--- START GIVEN ENTRIES ---

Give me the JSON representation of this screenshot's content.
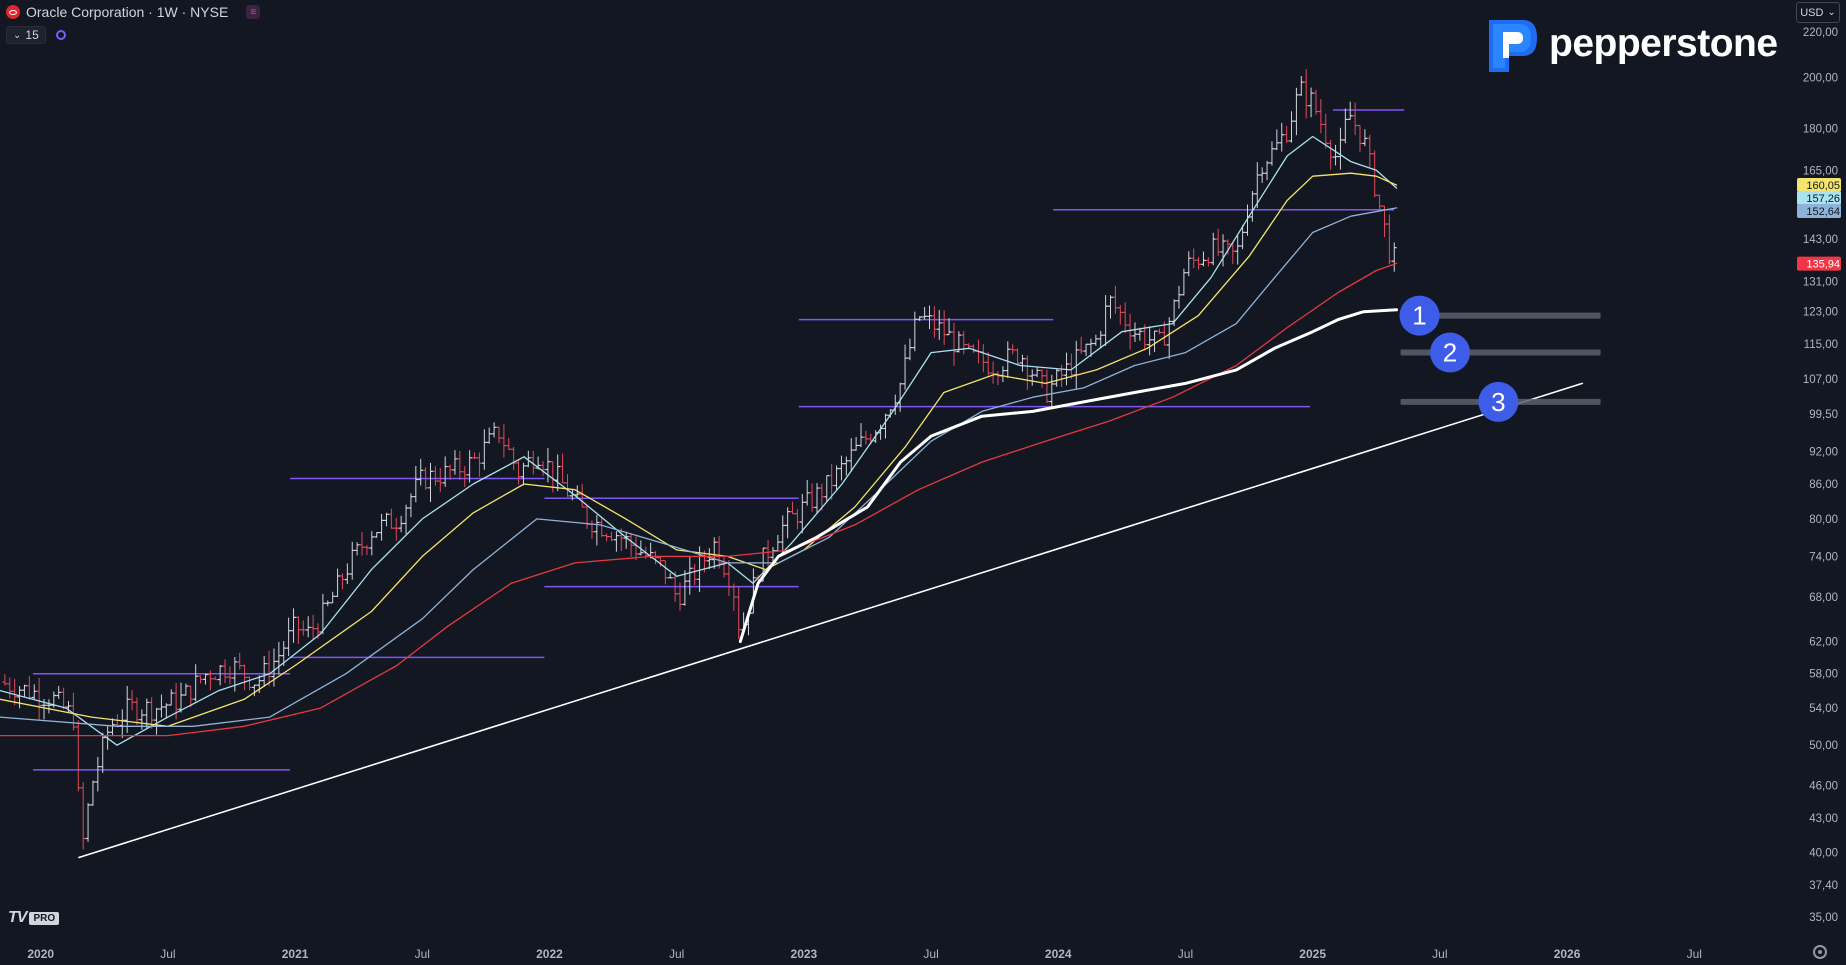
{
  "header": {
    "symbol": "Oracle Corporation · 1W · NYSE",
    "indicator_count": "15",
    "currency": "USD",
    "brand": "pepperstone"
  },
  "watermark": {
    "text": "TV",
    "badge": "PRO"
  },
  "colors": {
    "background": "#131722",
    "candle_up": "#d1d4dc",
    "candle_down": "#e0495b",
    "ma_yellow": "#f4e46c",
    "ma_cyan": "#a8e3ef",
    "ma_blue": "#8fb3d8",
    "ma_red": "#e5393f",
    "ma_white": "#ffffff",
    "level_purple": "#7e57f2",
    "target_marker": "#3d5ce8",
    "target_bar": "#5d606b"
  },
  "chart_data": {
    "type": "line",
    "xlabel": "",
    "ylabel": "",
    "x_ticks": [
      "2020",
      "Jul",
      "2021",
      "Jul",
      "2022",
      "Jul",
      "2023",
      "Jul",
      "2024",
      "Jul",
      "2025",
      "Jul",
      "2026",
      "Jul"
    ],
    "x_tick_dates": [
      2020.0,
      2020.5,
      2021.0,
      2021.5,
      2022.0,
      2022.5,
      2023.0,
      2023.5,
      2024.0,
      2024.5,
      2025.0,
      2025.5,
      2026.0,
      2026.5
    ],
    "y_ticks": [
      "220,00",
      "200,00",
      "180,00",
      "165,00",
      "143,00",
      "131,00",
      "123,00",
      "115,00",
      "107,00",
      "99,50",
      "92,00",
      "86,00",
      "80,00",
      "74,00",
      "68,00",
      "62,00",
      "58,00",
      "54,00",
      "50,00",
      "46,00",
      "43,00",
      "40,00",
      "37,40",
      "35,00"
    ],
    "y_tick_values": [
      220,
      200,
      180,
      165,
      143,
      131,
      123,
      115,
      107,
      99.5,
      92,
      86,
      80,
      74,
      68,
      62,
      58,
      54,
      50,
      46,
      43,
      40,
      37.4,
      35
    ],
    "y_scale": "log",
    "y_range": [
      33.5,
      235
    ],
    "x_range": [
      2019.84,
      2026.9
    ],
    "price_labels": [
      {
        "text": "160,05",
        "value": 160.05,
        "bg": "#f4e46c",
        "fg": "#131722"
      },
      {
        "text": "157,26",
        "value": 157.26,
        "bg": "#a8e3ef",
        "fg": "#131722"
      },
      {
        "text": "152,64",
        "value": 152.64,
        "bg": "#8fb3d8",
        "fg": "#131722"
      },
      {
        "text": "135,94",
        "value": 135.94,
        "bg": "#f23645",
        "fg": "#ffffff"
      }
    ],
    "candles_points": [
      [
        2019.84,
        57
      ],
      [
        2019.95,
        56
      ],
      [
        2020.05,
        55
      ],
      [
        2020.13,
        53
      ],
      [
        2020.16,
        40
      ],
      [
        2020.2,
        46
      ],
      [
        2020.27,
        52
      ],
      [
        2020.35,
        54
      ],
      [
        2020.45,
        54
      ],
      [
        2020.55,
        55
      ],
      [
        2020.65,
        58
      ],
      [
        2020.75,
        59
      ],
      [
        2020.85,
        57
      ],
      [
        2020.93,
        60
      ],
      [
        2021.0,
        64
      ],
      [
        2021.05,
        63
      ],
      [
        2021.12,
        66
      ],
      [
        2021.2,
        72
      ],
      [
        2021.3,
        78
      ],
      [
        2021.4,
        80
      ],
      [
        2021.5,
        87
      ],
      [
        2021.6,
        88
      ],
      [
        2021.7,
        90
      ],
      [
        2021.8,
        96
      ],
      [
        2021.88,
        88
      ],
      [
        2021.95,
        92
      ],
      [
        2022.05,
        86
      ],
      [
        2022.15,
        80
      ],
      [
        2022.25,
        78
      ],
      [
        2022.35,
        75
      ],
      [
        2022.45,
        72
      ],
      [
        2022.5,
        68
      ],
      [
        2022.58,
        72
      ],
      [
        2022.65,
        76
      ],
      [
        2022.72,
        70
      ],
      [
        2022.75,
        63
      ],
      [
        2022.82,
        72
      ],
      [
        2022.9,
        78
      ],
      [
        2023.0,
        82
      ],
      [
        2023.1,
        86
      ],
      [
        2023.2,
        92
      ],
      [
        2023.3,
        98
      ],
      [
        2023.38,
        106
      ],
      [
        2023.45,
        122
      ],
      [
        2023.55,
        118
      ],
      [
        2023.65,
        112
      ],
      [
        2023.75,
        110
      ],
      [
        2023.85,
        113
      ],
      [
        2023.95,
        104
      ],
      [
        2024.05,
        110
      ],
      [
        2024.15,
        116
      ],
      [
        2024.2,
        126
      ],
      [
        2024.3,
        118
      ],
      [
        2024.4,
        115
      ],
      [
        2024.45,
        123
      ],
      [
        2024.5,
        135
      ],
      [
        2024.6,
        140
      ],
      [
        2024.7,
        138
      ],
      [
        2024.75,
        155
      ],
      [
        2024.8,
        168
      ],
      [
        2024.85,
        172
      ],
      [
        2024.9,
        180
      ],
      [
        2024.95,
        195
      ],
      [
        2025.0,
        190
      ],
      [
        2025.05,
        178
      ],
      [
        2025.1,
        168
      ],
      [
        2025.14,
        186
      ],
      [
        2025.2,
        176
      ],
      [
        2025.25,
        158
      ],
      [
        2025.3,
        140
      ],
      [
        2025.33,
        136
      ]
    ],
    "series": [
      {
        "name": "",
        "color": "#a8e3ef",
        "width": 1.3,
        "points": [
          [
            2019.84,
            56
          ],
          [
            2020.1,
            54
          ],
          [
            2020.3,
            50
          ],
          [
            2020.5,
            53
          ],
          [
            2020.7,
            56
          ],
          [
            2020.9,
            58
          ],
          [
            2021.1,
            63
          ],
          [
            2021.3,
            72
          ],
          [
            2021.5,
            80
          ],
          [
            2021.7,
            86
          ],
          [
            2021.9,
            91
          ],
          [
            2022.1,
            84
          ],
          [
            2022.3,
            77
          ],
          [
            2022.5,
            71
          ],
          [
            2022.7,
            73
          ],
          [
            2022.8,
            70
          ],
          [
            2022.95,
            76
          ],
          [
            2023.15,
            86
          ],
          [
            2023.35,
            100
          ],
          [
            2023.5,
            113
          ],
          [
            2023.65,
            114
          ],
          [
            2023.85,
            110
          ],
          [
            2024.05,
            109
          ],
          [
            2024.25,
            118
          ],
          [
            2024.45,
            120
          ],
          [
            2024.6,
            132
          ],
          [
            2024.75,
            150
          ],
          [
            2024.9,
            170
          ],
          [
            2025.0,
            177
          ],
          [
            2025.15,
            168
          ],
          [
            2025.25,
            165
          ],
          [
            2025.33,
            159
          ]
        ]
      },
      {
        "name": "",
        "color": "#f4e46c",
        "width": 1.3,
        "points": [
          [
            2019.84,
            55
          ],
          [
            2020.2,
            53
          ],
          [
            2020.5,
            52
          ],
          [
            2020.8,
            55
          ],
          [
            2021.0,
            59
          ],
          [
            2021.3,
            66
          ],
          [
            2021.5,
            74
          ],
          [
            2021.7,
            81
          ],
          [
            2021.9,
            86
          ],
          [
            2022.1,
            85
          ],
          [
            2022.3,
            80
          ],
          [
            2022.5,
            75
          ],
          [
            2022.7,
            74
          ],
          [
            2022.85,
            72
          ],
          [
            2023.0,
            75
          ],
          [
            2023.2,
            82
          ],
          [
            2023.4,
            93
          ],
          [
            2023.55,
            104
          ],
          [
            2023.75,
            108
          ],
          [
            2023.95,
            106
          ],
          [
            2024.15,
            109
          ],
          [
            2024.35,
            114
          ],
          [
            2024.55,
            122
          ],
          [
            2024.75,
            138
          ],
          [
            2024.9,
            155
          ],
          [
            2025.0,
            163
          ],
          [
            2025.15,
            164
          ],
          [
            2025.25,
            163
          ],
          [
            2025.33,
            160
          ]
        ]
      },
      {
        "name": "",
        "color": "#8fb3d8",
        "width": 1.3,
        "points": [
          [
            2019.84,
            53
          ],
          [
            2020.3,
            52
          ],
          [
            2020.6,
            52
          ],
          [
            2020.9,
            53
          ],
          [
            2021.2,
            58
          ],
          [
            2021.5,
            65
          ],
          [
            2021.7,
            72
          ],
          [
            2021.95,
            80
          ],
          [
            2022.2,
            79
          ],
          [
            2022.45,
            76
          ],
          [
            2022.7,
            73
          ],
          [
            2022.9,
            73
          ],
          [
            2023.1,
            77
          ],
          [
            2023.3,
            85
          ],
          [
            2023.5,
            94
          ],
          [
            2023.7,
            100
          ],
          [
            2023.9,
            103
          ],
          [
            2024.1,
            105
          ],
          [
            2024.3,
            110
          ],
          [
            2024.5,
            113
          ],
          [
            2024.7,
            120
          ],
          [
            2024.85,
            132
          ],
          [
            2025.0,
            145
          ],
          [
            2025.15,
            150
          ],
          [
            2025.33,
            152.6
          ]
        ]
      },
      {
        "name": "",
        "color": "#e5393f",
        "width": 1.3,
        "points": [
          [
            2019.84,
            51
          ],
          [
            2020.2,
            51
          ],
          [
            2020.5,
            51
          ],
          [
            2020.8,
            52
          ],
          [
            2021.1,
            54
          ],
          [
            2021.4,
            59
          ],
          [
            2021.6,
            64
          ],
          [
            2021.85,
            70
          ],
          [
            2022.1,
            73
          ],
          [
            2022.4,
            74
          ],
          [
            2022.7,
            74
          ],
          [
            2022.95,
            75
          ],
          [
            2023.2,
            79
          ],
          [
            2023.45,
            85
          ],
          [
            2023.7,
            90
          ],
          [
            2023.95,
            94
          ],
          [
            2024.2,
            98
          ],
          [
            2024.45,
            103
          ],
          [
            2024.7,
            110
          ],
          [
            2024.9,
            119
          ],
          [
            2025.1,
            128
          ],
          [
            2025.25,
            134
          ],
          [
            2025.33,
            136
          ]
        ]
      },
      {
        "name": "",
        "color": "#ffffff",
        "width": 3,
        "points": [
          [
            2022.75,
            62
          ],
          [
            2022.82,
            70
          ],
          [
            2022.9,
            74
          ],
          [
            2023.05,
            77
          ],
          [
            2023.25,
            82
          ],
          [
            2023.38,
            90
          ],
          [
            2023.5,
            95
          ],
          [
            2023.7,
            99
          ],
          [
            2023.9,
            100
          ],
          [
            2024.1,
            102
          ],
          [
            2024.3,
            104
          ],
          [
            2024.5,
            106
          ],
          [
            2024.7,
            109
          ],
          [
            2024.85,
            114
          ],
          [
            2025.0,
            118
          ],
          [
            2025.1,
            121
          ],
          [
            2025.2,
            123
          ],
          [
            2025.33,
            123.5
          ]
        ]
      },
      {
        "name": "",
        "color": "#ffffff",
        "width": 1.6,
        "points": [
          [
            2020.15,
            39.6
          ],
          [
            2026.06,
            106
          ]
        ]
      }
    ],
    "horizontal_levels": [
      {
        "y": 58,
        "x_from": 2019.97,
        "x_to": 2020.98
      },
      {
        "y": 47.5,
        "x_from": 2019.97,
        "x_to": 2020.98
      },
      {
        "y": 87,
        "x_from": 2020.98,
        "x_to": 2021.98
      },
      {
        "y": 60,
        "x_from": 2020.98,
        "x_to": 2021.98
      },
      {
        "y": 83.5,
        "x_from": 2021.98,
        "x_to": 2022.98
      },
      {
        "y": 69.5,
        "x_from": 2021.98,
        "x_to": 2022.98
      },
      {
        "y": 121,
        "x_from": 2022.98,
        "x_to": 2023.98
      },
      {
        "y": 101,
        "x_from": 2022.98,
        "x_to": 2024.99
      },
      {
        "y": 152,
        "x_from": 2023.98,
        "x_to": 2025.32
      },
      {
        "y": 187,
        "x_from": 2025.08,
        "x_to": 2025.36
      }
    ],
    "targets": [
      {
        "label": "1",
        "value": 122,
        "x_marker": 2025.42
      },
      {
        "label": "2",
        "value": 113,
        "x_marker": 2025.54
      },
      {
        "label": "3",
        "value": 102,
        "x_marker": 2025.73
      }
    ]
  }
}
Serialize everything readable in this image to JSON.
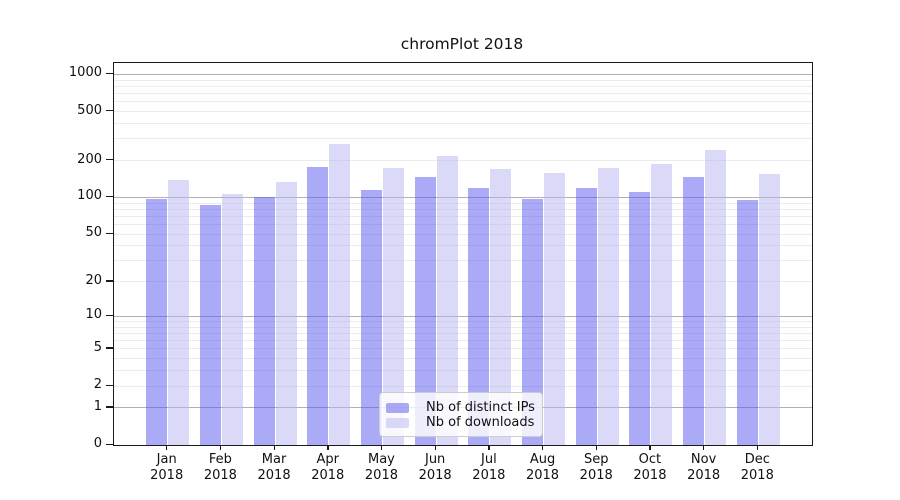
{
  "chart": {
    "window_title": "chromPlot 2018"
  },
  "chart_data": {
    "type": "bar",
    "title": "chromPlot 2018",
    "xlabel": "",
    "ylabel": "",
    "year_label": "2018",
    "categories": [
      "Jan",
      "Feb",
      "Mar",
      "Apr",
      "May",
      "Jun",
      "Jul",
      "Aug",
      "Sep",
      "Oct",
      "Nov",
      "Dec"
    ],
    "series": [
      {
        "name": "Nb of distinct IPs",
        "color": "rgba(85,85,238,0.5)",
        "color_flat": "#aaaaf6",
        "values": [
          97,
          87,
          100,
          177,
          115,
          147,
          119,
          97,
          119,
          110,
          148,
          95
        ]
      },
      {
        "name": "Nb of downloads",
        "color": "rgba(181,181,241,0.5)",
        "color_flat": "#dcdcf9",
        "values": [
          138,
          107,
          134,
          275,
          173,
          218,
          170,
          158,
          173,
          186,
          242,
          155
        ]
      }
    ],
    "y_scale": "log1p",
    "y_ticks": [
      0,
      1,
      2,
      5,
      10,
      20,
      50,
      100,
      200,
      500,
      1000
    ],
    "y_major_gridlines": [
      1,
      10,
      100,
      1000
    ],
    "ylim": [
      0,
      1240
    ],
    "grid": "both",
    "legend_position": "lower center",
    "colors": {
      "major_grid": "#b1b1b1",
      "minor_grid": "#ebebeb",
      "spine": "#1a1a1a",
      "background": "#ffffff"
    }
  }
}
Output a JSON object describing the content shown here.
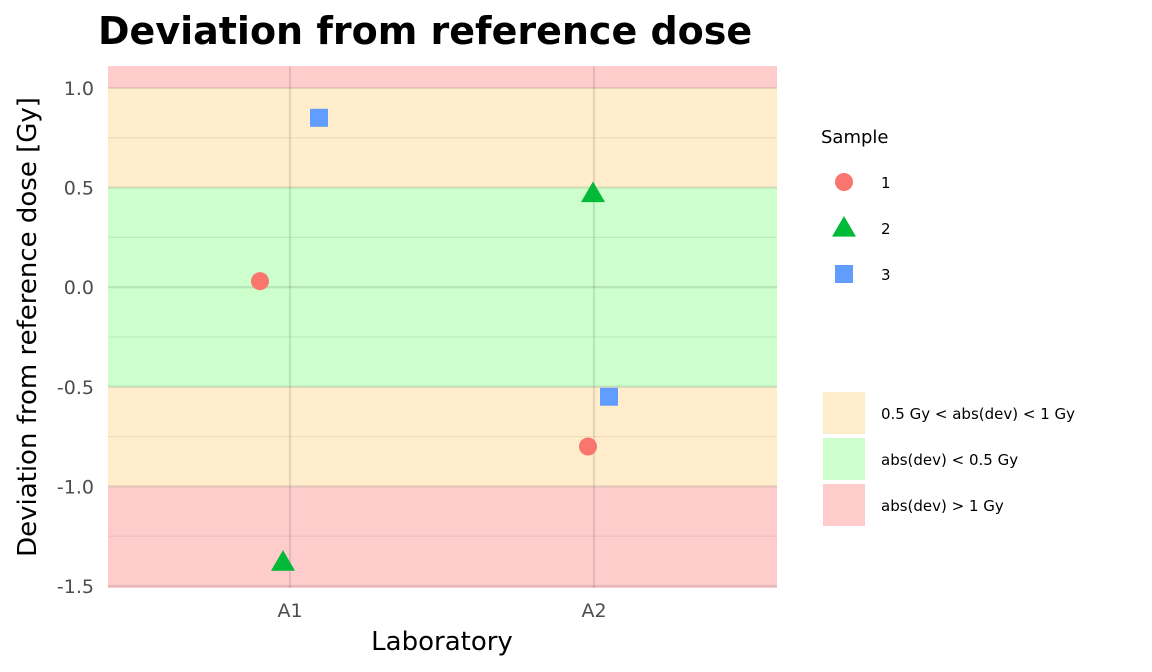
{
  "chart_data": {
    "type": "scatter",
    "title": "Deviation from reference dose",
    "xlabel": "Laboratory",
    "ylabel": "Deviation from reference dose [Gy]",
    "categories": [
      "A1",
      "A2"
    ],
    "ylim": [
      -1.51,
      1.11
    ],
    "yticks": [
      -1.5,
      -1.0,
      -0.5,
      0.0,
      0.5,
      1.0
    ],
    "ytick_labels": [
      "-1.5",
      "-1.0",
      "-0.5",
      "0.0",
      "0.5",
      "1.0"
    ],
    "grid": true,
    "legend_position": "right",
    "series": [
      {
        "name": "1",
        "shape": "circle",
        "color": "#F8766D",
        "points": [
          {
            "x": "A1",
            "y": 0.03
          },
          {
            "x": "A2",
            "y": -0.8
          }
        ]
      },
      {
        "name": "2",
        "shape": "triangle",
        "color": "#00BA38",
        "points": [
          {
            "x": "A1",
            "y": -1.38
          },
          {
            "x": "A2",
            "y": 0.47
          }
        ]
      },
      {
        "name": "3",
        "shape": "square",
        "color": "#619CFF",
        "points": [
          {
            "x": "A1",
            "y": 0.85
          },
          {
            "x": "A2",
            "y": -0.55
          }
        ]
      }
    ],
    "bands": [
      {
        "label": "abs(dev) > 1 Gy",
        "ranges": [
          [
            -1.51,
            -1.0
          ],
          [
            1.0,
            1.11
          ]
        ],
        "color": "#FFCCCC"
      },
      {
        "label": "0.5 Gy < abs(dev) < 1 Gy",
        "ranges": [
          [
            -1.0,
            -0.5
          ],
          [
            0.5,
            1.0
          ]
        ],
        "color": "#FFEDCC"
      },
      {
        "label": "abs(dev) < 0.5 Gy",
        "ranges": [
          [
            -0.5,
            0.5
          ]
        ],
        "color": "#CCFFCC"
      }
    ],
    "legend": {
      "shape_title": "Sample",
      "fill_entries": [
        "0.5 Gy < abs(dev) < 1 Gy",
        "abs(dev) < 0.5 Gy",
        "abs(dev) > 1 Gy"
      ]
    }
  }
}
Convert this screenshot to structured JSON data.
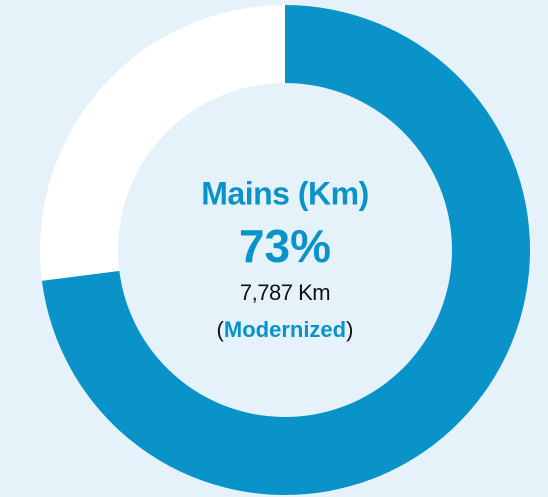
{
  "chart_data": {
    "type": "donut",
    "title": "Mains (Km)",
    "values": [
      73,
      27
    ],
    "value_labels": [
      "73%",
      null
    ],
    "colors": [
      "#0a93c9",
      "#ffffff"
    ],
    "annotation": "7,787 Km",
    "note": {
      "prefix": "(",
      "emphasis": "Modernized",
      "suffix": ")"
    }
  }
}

--- END GIVEN ENTRIES ---

**EXERCISE:**
How many lines of the data contain the word "dose"? Answer with the number alone.

**SOLUTION BELOW:**
2